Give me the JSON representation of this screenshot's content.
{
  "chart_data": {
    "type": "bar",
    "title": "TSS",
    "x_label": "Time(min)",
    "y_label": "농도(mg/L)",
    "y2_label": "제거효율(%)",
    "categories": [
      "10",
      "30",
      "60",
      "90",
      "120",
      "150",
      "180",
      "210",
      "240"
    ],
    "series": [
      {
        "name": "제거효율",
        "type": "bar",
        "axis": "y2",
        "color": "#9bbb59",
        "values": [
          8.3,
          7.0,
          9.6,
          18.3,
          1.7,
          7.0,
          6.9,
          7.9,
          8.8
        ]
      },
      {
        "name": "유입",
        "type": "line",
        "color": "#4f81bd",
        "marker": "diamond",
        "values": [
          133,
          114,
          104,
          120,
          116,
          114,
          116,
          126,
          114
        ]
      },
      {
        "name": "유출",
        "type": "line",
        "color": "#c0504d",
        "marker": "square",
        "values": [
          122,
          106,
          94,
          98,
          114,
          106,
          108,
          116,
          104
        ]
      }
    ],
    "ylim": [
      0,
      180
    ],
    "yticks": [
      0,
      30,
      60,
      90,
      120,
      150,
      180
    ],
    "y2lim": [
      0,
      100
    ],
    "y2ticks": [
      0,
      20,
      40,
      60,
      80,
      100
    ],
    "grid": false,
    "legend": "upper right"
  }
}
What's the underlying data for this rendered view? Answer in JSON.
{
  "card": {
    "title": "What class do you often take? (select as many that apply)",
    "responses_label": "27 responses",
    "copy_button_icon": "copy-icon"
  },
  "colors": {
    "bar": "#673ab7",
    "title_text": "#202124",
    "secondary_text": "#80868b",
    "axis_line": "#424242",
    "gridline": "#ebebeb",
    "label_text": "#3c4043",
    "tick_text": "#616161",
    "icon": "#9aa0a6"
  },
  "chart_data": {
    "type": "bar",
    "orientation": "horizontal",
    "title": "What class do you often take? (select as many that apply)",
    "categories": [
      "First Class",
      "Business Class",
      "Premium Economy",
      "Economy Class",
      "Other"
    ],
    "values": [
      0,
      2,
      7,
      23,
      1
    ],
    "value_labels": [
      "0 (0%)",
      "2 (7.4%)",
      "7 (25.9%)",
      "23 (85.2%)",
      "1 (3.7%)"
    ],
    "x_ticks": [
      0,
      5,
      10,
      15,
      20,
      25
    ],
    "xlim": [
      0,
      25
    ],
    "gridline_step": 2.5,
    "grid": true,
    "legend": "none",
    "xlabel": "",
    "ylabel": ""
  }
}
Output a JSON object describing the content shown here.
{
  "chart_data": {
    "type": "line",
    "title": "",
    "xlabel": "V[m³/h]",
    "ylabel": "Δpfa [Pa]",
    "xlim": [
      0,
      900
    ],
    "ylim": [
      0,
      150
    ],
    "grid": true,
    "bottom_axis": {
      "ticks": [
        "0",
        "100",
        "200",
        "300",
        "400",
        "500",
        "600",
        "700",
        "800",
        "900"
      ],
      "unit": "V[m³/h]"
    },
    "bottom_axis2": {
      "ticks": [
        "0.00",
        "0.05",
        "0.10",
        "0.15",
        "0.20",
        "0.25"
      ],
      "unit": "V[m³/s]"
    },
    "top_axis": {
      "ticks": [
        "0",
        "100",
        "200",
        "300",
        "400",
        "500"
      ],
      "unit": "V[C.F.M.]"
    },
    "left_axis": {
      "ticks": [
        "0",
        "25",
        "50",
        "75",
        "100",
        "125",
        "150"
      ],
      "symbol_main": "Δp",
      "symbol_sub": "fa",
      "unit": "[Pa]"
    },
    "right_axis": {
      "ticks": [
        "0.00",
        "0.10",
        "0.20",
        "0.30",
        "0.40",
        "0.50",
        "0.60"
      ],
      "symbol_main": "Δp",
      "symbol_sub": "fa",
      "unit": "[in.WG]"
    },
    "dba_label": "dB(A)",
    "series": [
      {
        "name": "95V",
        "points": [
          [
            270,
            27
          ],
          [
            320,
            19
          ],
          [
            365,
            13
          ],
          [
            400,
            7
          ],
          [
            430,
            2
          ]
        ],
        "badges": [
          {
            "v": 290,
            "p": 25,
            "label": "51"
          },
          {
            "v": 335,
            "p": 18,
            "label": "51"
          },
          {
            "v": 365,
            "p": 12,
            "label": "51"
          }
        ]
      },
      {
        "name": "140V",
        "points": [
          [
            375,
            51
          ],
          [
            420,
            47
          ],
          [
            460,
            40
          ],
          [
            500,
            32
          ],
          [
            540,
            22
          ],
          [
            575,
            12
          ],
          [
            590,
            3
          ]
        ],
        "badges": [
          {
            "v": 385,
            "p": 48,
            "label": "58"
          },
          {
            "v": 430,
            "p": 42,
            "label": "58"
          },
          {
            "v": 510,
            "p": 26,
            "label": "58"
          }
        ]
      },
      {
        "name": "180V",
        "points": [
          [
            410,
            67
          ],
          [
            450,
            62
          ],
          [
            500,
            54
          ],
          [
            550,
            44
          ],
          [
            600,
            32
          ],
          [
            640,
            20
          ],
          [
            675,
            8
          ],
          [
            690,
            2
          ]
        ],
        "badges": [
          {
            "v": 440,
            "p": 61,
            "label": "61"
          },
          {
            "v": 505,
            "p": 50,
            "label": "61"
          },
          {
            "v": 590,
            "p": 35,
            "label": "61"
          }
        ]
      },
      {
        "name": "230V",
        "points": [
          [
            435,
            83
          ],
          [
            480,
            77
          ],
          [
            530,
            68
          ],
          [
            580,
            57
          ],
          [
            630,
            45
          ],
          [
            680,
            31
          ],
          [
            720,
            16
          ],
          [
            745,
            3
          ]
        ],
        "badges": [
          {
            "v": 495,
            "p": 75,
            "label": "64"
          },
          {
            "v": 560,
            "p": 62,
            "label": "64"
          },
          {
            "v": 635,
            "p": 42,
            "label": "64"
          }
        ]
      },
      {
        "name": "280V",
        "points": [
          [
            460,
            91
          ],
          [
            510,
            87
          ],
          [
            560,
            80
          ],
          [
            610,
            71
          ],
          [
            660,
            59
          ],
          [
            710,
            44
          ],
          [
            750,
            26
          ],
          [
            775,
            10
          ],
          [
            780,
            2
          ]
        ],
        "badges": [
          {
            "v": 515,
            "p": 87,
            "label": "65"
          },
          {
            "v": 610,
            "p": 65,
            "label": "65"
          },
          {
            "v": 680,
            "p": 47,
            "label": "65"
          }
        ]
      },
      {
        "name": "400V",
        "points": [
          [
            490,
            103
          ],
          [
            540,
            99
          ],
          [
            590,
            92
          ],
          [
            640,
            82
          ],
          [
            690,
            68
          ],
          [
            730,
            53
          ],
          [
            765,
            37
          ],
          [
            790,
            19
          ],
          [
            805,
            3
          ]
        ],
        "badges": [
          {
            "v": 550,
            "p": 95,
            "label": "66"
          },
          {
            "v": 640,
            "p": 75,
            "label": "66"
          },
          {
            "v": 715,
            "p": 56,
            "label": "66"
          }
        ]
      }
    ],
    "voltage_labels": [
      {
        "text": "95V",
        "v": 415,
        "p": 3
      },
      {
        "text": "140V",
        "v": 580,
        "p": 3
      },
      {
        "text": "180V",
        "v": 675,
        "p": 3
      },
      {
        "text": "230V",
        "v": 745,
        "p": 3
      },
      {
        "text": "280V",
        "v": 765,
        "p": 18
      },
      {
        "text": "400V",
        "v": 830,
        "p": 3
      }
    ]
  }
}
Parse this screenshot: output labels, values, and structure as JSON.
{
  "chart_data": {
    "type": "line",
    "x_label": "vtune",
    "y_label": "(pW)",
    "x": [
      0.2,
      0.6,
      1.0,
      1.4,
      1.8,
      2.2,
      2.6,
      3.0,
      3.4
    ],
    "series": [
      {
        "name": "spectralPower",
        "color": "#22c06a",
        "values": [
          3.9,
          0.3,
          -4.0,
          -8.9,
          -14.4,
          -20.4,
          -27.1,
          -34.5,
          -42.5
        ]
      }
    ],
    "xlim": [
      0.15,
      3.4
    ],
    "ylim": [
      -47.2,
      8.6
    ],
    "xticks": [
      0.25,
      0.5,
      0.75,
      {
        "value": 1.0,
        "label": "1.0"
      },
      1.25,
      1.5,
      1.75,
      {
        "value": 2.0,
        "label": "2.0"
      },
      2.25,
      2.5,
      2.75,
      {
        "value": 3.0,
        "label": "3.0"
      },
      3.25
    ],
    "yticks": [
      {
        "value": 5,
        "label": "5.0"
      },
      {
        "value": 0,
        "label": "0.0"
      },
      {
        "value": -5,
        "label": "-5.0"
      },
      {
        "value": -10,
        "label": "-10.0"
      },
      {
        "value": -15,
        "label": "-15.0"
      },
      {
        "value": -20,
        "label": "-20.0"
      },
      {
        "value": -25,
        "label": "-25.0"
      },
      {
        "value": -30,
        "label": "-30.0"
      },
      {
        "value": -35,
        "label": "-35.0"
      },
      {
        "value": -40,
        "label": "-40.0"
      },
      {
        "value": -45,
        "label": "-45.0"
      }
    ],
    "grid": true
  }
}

■ Stated exercise: Pick each line holding the word "JSON" out of the data and copy it.

■ Response:
Give me the JSON representation of this screenshot's content.
What's the underlying data for this rendered view? Answer in JSON.
Output a JSON object describing the content shown here.
Parse this screenshot: output labels, values, and structure as JSON.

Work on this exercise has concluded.